-- Given task --
Search the listing for "过去的一年" and copy every line where it appears.
+++
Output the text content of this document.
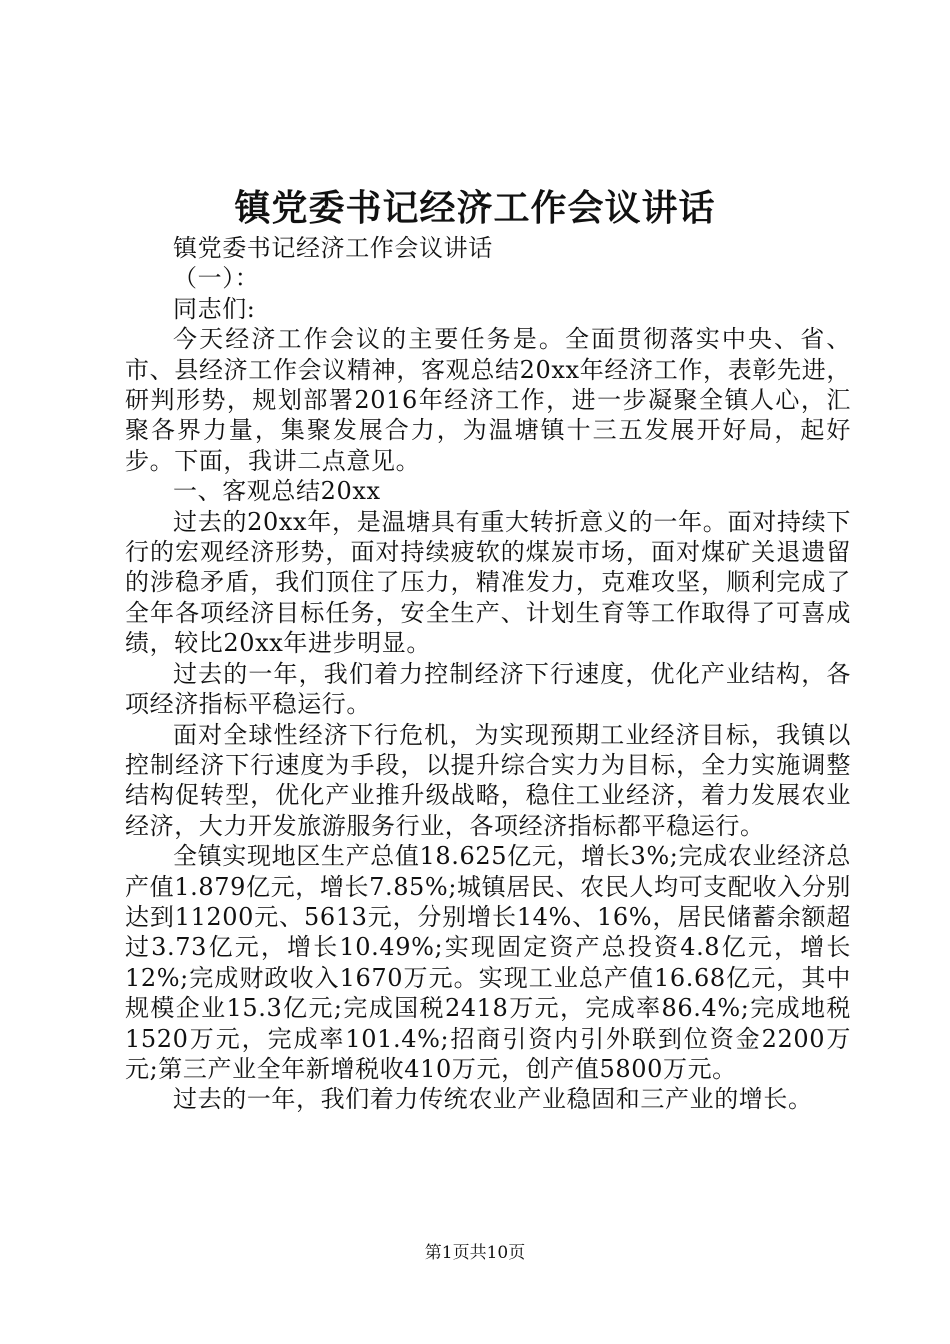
镇党委书记经济工作会议讲话

镇党委书记经济工作会议讲话

（一）：

同志们:

今天经济工作会议的主要任务是。全面贯彻落实中央、省、市、县经济工作会议精神，客观总结20xx年经济工作，表彰先进，研判形势，规划部署2016年经济工作，进一步凝聚全镇人心，汇聚各界力量，集聚发展合力，为温塘镇十三五发展开好局，起好步。下面，我讲二点意见。

一、客观总结20xx

过去的20xx年，是温塘具有重大转折意义的一年。面对持续下行的宏观经济形势，面对持续疲软的煤炭市场，面对煤矿关退遗留的涉稳矛盾，我们顶住了压力，精准发力，克难攻坚，顺利完成了全年各项经济目标任务，安全生产、计划生育等工作取得了可喜成绩，较比20xx年进步明显。

过去的一年，我们着力控制经济下行速度，优化产业结构，各项经济指标平稳运行。

面对全球性经济下行危机，为实现预期工业经济目标，我镇以控制经济下行速度为手段，以提升综合实力为目标，全力实施调整结构促转型，优化产业推升级战略，稳住工业经济，着力发展农业经济，大力开发旅游服务行业，各项经济指标都平稳运行。

全镇实现地区生产总值18.625亿元，增长3%;完成农业经济总产值1.879亿元，增长7.85%;城镇居民、农民人均可支配收入分别达到11200元、5613元，分别增长14%、16%，居民储蓄余额超过3.73亿元，增长10.49%;实现固定资产总投资4.8亿元，增长12%;完成财政收入1670万元。实现工业总产值16.68亿元，其中规模企业15.3亿元;完成国税2418万元，完成率86.4%;完成地税1520万元，完成率101.4%;招商引资内引外联到位资金2200万元;第三产业全年新增税收410万元，创产值5800万元。

过去的一年，我们着力传统农业产业稳固和三产业的增长。

第1页共10页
+++
-- Expected output --
过去的一年，我们着力控制经济下行速度，优化产业结构，各项经济指标平稳运行。
过去的一年，我们着力传统农业产业稳固和三产业的增长。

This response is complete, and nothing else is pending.